__RECORDS__.

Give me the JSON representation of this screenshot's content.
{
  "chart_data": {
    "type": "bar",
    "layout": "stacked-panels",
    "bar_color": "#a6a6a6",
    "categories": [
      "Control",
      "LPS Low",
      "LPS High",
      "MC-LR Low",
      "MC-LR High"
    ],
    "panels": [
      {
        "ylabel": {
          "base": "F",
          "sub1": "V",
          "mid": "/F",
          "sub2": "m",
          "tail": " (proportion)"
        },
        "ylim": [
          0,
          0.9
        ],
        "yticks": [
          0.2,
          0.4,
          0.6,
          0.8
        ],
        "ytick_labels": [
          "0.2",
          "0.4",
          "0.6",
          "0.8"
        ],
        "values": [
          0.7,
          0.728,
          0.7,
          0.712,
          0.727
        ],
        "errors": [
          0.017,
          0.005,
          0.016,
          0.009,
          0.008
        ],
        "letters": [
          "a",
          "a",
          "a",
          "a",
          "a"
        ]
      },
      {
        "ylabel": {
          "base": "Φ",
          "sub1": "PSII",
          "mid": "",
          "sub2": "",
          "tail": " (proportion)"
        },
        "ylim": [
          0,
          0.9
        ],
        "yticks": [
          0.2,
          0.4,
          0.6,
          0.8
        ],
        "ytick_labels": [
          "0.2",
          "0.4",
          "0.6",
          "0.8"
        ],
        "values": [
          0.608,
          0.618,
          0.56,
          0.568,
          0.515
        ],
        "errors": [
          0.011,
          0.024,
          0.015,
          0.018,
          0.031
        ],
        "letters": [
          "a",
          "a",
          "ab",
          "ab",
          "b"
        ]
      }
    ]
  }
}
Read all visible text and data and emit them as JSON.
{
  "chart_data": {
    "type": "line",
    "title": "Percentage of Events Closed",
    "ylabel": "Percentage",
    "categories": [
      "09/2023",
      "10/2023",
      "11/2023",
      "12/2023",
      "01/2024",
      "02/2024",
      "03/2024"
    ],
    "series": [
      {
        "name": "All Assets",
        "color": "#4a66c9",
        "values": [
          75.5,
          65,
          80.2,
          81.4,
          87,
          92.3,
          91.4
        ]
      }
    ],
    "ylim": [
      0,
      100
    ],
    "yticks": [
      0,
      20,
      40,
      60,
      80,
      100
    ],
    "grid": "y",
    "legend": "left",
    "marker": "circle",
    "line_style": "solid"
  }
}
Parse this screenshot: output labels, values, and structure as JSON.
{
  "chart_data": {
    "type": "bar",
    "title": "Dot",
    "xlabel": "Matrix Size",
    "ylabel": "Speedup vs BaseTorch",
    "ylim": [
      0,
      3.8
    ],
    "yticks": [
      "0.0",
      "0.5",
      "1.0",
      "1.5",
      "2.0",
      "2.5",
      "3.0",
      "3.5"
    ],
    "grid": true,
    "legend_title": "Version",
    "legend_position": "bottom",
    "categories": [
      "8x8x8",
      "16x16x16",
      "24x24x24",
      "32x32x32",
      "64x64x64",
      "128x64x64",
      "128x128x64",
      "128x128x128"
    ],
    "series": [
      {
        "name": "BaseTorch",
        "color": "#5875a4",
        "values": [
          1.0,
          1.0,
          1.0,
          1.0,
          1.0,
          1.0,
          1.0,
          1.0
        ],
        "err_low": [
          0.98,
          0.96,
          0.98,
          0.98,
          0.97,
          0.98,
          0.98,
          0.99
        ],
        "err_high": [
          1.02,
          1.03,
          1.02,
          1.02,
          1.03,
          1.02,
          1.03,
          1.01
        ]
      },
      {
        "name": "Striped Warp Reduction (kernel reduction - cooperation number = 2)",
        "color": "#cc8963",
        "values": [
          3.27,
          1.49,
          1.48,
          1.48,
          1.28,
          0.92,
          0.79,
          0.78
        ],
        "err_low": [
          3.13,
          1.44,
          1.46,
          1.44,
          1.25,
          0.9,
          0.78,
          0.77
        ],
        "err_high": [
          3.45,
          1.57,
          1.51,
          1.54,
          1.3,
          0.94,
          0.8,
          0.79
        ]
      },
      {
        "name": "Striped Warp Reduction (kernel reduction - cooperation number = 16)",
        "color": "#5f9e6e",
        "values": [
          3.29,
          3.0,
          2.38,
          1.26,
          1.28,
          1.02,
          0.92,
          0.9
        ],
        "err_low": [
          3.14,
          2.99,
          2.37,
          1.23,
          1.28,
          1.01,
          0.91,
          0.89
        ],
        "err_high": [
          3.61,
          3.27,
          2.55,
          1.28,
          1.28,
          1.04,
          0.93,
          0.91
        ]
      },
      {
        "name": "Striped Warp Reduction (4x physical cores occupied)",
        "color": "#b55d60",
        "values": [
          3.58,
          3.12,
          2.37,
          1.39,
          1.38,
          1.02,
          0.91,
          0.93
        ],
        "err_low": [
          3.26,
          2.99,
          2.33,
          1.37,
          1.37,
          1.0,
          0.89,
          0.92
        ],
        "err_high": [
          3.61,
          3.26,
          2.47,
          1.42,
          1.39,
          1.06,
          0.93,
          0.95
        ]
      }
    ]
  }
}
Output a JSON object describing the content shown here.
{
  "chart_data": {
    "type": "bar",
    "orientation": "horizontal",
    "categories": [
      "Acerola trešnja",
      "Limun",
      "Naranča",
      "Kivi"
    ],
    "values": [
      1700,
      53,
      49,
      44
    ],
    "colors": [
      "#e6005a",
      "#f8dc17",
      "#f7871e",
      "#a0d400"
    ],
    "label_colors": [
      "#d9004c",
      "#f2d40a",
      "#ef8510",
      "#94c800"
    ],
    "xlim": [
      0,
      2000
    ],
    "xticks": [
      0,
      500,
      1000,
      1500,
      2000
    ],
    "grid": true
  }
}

__DIRECTIONS FOR THIS TASK__.
Identify the lines in the entries that hold "Reduction" and return each one.

__RESPONSE__.
        "name": "Striped Warp Reduction (kernel reduction - cooperation number = 2)",
        "name": "Striped Warp Reduction (kernel reduction - cooperation number = 16)",
        "name": "Striped Warp Reduction (4x physical cores occupied)",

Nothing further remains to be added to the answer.